(Dataset records)
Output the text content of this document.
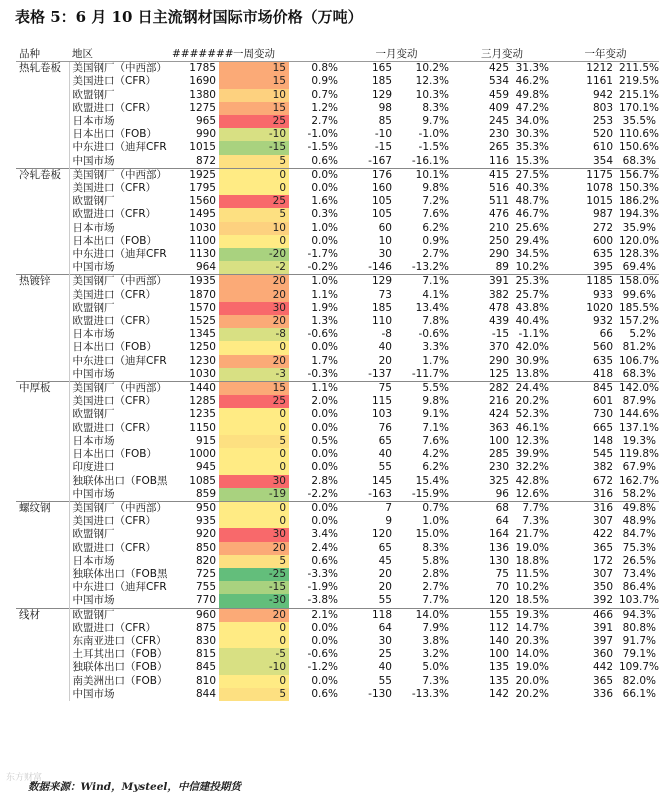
表格 5：6 月 10 日主流钢材国际市场价格（万吨）
品种	地区	#######	一周变动		一月变动		三月变动		一年变动	
热轧卷板	美国钢厂（中西部）	1785	15	0.8%	165	10.2%	425	31.3%	1212	211.5%
	美国进口（CFR）	1690	15	0.9%	185	12.3%	534	46.2%	1161	219.5%
	欧盟钢厂	1380	10	0.7%	129	10.3%	459	49.8%	942	215.1%
	欧盟进口（CFR）	1275	15	1.2%	98	8.3%	409	47.2%	803	170.1%
	日本市场	965	25	2.7%	85	9.7%	245	34.0%	253	35.5%
	日本出口（FOB）	990	-10	-1.0%	-10	-1.0%	230	30.3%	520	110.6%
	中东进口（迪拜CFR	1015	-15	-1.5%	-15	-1.5%	265	35.3%	610	150.6%
	中国市场	872	5	0.6%	-167	-16.1%	116	15.3%	354	68.3%
冷轧卷板	美国钢厂（中西部）	1925	0	0.0%	176	10.1%	415	27.5%	1175	156.7%
	美国进口（CFR）	1795	0	0.0%	160	9.8%	516	40.3%	1078	150.3%
	欧盟钢厂	1560	25	1.6%	105	7.2%	511	48.7%	1015	186.2%
	欧盟进口（CFR）	1495	5	0.3%	105	7.6%	476	46.7%	987	194.3%
	日本市场	1030	10	1.0%	60	6.2%	210	25.6%	272	35.9%
	日本出口（FOB）	1100	0	0.0%	10	0.9%	250	29.4%	600	120.0%
	中东进口（迪拜CFR	1130	-20	-1.7%	30	2.7%	290	34.5%	635	128.3%
	中国市场	964	-2	-0.2%	-146	-13.2%	89	10.2%	395	69.4%
热镀锌	美国钢厂（中西部）	1935	20	1.0%	129	7.1%	391	25.3%	1185	158.0%
	美国进口（CFR）	1870	20	1.1%	73	4.1%	382	25.7%	933	99.6%
	欧盟钢厂	1570	30	1.9%	185	13.4%	478	43.8%	1020	185.5%
	欧盟进口（CFR）	1525	20	1.3%	110	7.8%	439	40.4%	932	157.2%
	日本市场	1345	-8	-0.6%	-8	-0.6%	-15	-1.1%	66	5.2%
	日本出口（FOB）	1250	0	0.0%	40	3.3%	370	42.0%	560	81.2%
	中东进口（迪拜CFR	1230	20	1.7%	20	1.7%	290	30.9%	635	106.7%
	中国市场	1030	-3	-0.3%	-137	-11.7%	125	13.8%	418	68.3%
中厚板	美国钢厂（中西部）	1440	15	1.1%	75	5.5%	282	24.4%	845	142.0%
	美国进口（CFR）	1285	25	2.0%	115	9.8%	216	20.2%	601	87.9%
	欧盟钢厂	1235	0	0.0%	103	9.1%	424	52.3%	730	144.6%
	欧盟进口（CFR）	1150	0	0.0%	76	7.1%	363	46.1%	665	137.1%
	日本市场	915	5	0.5%	65	7.6%	100	12.3%	148	19.3%
	日本出口（FOB）	1000	0	0.0%	40	4.2%	285	39.9%	545	119.8%
	印度进口	945	0	0.0%	55	6.2%	230	32.2%	382	67.9%
	独联体出口（FOB黑	1085	30	2.8%	145	15.4%	325	42.8%	672	162.7%
	中国市场	859	-19	-2.2%	-163	-15.9%	96	12.6%	316	58.2%
螺纹钢	美国钢厂（中西部）	950	0	0.0%	7	0.7%	68	7.7%	316	49.8%
	美国进口（CFR）	935	0	0.0%	9	1.0%	64	7.3%	307	48.9%
	欧盟钢厂	920	30	3.4%	120	15.0%	164	21.7%	422	84.7%
	欧盟进口（CFR）	850	20	2.4%	65	8.3%	136	19.0%	365	75.3%
	日本市场	820	5	0.6%	45	5.8%	130	18.8%	172	26.5%
	独联体出口（FOB黑	725	-25	-3.3%	20	2.8%	75	11.5%	307	73.4%
	中东进口（迪拜CFR	755	-15	-1.9%	20	2.7%	70	10.2%	350	86.4%
	中国市场	770	-30	-3.8%	55	7.7%	120	18.5%	392	103.7%
线材	欧盟钢厂	960	20	2.1%	118	14.0%	155	19.3%	466	94.3%
	欧盟进口（CFR）	875	0	0.0%	64	7.9%	112	14.7%	391	80.8%
	东南亚进口（CFR）	830	0	0.0%	30	3.8%	140	20.3%	397	91.7%
	土耳其出口（FOB）	815	-5	-0.6%	25	3.2%	100	14.0%	360	79.1%
	独联体出口（FOB）	845	-10	-1.2%	40	5.0%	135	19.0%	442	109.7%
	南美洲出口（FOB）	810	0	0.0%	55	7.3%	135	20.0%	365	82.0%
	中国市场	844	5	0.6%	-130	-13.3%	142	20.2%	336	66.1%
东方财富
数据来源：Wind，Mysteel，中信建投期货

• **EXERCISE TASK**
Working from the entries above, return all lines that contain "迪拜CFR".

• **WRITTEN ANSWER**
	中东进口（迪拜CFR	1015	-15	-1.5%	-15	-1.5%	265	35.3%	610	150.6%
	中东进口（迪拜CFR	1130	-20	-1.7%	30	2.7%	290	34.5%	635	128.3%
	中东进口（迪拜CFR	1230	20	1.7%	20	1.7%	290	30.9%	635	106.7%
	中东进口（迪拜CFR	755	-15	-1.9%	20	2.7%	70	10.2%	350	86.4%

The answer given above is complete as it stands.